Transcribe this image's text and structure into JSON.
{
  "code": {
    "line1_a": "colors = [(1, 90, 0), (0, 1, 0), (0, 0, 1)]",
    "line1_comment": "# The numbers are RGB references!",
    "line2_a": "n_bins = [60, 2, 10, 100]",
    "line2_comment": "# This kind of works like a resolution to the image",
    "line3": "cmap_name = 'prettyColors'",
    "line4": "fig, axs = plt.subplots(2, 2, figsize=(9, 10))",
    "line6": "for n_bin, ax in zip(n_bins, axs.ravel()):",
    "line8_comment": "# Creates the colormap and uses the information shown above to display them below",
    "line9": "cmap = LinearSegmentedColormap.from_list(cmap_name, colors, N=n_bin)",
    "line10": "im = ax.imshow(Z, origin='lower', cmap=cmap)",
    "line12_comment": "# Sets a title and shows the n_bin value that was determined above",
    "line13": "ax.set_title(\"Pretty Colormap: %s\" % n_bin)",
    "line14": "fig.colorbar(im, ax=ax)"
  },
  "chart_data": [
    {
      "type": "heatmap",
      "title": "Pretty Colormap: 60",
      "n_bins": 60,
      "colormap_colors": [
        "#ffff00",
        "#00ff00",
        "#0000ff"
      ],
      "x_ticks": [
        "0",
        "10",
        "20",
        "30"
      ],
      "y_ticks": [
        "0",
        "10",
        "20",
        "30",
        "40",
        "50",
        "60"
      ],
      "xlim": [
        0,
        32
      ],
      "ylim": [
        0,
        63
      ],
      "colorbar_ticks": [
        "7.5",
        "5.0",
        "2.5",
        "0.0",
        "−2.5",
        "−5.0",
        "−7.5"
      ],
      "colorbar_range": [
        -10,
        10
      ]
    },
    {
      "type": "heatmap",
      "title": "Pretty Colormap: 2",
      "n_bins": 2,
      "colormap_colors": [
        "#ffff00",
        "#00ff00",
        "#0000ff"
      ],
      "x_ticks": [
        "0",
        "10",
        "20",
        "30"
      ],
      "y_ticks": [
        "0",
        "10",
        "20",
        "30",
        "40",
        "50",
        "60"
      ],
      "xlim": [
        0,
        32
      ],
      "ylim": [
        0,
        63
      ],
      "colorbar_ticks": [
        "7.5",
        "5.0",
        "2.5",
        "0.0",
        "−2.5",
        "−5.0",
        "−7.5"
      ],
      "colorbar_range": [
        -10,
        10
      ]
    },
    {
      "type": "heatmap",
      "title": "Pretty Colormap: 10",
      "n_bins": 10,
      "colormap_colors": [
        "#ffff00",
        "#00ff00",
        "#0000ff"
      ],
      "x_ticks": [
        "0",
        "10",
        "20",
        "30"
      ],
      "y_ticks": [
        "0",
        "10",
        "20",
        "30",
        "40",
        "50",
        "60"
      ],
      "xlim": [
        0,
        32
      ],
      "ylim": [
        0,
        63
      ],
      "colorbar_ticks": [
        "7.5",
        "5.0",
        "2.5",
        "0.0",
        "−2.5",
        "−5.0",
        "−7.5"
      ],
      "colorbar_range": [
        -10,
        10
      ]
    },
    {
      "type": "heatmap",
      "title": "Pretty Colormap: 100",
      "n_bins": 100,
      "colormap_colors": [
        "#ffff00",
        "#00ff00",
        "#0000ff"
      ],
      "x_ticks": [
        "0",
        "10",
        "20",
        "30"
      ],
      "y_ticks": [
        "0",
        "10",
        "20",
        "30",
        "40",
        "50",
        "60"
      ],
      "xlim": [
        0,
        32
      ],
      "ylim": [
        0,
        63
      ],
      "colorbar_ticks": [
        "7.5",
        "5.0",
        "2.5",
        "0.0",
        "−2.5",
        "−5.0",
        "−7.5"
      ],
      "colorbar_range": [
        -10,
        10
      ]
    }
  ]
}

—————

Exercise description.
Recopy the entries above exactly, with every line included.

Worked answer.
Transcribe this image's text and structure into JSON.
{
  "code": {
    "line1_a": "colors = [(1, 90, 0), (0, 1, 0), (0, 0, 1)]",
    "line1_comment": "# The numbers are RGB references!",
    "line2_a": "n_bins = [60, 2, 10, 100]",
    "line2_comment": "# This kind of works like a resolution to the image",
    "line3": "cmap_name = 'prettyColors'",
    "line4": "fig, axs = plt.subplots(2, 2, figsize=(9, 10))",
    "line6": "for n_bin, ax in zip(n_bins, axs.ravel()):",
    "line8_comment": "# Creates the colormap and uses the information shown above to display them below",
    "line9": "cmap = LinearSegmentedColormap.from_list(cmap_name, colors, N=n_bin)",
    "line10": "im = ax.imshow(Z, origin='lower', cmap=cmap)",
    "line12_comment": "# Sets a title and shows the n_bin value that was determined above",
    "line13": "ax.set_title(\"Pretty Colormap: %s\" % n_bin)",
    "line14": "fig.colorbar(im, ax=ax)"
  },
  "chart_data": [
    {
      "type": "heatmap",
      "title": "Pretty Colormap: 60",
      "n_bins": 60,
      "colormap_colors": [
        "#ffff00",
        "#00ff00",
        "#0000ff"
      ],
      "x_ticks": [
        "0",
        "10",
        "20",
        "30"
      ],
      "y_ticks": [
        "0",
        "10",
        "20",
        "30",
        "40",
        "50",
        "60"
      ],
      "xlim": [
        0,
        32
      ],
      "ylim": [
        0,
        63
      ],
      "colorbar_ticks": [
        "7.5",
        "5.0",
        "2.5",
        "0.0",
        "−2.5",
        "−5.0",
        "−7.5"
      ],
      "colorbar_range": [
        -10,
        10
      ]
    },
    {
      "type": "heatmap",
      "title": "Pretty Colormap: 2",
      "n_bins": 2,
      "colormap_colors": [
        "#ffff00",
        "#00ff00",
        "#0000ff"
      ],
      "x_ticks": [
        "0",
        "10",
        "20",
        "30"
      ],
      "y_ticks": [
        "0",
        "10",
        "20",
        "30",
        "40",
        "50",
        "60"
      ],
      "xlim": [
        0,
        32
      ],
      "ylim": [
        0,
        63
      ],
      "colorbar_ticks": [
        "7.5",
        "5.0",
        "2.5",
        "0.0",
        "−2.5",
        "−5.0",
        "−7.5"
      ],
      "colorbar_range": [
        -10,
        10
      ]
    },
    {
      "type": "heatmap",
      "title": "Pretty Colormap: 10",
      "n_bins": 10,
      "colormap_colors": [
        "#ffff00",
        "#00ff00",
        "#0000ff"
      ],
      "x_ticks": [
        "0",
        "10",
        "20",
        "30"
      ],
      "y_ticks": [
        "0",
        "10",
        "20",
        "30",
        "40",
        "50",
        "60"
      ],
      "xlim": [
        0,
        32
      ],
      "ylim": [
        0,
        63
      ],
      "colorbar_ticks": [
        "7.5",
        "5.0",
        "2.5",
        "0.0",
        "−2.5",
        "−5.0",
        "−7.5"
      ],
      "colorbar_range": [
        -10,
        10
      ]
    },
    {
      "type": "heatmap",
      "title": "Pretty Colormap: 100",
      "n_bins": 100,
      "colormap_colors": [
        "#ffff00",
        "#00ff00",
        "#0000ff"
      ],
      "x_ticks": [
        "0",
        "10",
        "20",
        "30"
      ],
      "y_ticks": [
        "0",
        "10",
        "20",
        "30",
        "40",
        "50",
        "60"
      ],
      "xlim": [
        0,
        32
      ],
      "ylim": [
        0,
        63
      ],
      "colorbar_ticks": [
        "7.5",
        "5.0",
        "2.5",
        "0.0",
        "−2.5",
        "−5.0",
        "−7.5"
      ],
      "colorbar_range": [
        -10,
        10
      ]
    }
  ]
}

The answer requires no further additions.